** start of DATA SHOWN **

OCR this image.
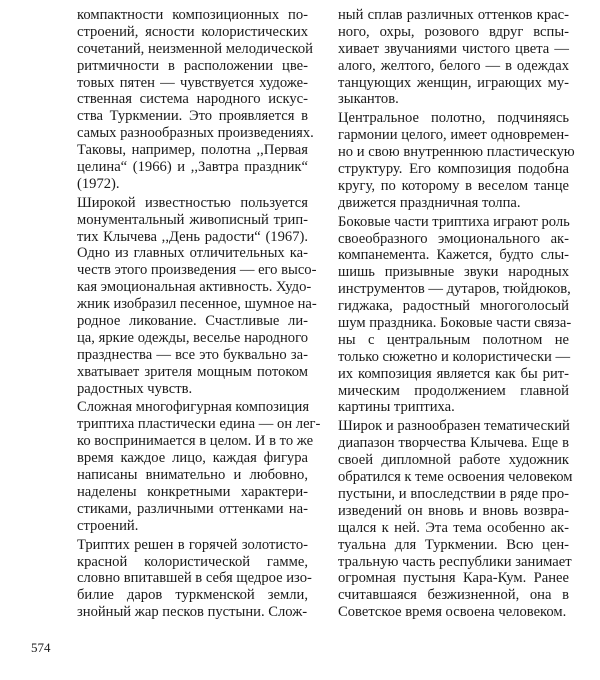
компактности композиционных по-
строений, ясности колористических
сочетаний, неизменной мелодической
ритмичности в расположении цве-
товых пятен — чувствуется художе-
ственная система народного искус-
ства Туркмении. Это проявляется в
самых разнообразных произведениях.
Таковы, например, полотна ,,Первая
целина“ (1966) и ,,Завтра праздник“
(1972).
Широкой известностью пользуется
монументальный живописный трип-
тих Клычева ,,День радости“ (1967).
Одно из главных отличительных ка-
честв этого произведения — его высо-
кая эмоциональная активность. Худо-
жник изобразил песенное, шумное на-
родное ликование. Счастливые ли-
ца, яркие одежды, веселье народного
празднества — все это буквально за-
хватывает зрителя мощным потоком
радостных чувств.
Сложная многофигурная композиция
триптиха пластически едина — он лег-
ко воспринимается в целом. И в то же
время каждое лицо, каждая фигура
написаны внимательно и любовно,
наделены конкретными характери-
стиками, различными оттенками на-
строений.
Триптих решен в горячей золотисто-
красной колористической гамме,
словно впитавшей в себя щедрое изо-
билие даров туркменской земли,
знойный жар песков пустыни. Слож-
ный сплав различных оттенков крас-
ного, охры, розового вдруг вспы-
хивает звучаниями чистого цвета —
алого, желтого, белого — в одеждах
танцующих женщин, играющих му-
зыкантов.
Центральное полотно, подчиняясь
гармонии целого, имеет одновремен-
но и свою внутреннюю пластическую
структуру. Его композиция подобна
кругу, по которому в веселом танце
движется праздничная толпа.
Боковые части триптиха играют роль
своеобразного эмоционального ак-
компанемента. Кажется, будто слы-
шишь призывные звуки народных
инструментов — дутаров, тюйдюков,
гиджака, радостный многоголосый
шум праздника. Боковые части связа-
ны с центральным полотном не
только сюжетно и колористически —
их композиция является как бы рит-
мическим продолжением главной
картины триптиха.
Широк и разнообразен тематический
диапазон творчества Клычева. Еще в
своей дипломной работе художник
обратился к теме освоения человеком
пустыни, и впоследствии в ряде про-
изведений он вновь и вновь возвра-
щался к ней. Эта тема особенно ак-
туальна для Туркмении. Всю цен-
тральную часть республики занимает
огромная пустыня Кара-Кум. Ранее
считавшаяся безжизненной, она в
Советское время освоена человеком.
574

** end of DATA SHOWN **
** start of DATA SHOWN **

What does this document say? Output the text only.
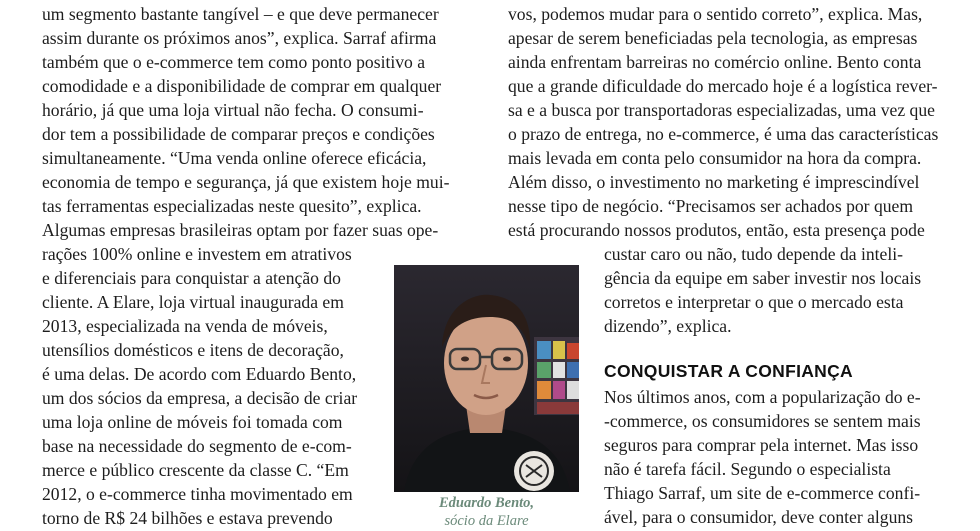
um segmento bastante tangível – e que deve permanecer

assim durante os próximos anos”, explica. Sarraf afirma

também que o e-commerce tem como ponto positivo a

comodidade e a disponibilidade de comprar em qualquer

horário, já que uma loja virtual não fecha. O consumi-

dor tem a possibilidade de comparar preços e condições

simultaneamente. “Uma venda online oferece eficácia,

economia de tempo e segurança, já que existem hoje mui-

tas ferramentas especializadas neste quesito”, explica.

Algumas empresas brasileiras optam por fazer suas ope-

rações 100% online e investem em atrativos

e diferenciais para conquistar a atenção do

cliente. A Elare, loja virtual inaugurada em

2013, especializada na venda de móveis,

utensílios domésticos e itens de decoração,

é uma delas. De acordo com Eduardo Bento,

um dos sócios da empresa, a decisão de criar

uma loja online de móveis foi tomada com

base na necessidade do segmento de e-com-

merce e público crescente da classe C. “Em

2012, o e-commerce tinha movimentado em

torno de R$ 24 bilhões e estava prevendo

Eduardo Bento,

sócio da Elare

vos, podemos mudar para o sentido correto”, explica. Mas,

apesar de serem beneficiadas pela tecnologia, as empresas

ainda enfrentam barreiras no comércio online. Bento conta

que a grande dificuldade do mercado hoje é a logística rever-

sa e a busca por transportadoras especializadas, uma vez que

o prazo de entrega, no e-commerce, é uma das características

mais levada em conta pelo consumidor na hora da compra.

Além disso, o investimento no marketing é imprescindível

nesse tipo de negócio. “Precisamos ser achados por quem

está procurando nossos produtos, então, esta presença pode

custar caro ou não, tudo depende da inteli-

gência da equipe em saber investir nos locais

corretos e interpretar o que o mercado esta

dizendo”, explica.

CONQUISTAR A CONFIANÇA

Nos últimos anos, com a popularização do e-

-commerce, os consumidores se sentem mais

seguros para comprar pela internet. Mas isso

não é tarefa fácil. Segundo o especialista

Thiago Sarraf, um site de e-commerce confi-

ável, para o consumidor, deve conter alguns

** end of DATA SHOWN **
** start of DATA SHOWN **

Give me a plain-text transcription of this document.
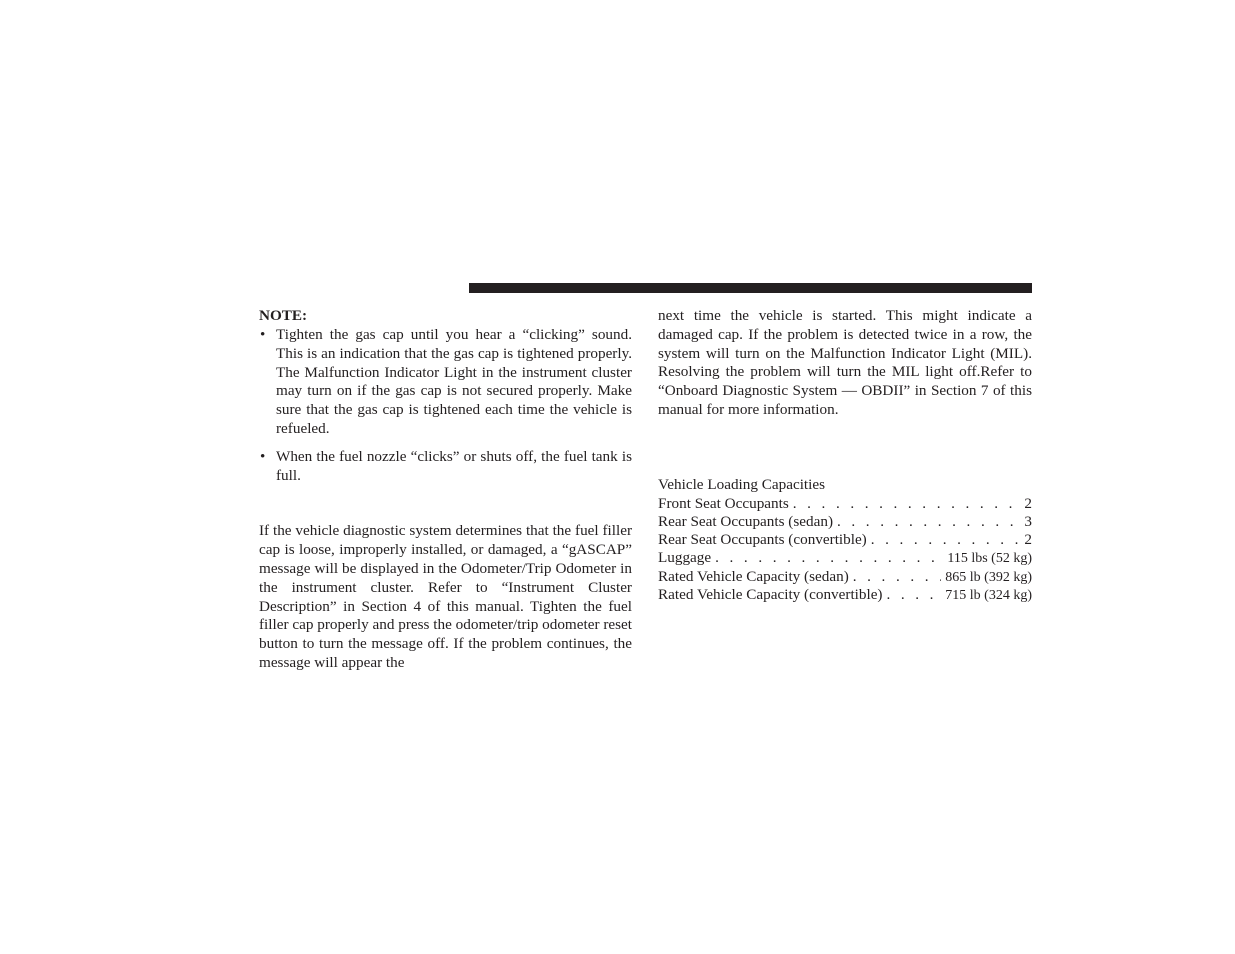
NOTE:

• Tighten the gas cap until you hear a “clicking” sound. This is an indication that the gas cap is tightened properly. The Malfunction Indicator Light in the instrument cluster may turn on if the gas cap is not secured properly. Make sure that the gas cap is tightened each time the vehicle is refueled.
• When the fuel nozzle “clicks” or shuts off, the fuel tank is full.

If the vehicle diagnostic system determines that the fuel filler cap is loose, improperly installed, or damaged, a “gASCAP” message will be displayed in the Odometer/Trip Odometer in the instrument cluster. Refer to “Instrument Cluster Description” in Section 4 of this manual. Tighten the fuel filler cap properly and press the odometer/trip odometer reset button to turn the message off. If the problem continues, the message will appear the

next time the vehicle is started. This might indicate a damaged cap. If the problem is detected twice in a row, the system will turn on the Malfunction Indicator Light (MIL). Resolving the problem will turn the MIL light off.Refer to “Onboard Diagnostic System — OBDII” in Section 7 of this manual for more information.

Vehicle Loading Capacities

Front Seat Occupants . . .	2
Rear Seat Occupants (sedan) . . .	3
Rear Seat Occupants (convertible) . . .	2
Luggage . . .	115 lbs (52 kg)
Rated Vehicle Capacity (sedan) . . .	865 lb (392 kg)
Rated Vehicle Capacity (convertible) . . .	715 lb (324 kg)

** end of DATA SHOWN **

SHORT PROBLEM. Copy each line of the records that contains the word "deve".

OUTPUT OF THE TASK.
um segmento bastante tangível – e que deve permanecer
ável, para o consumidor, deve conter alguns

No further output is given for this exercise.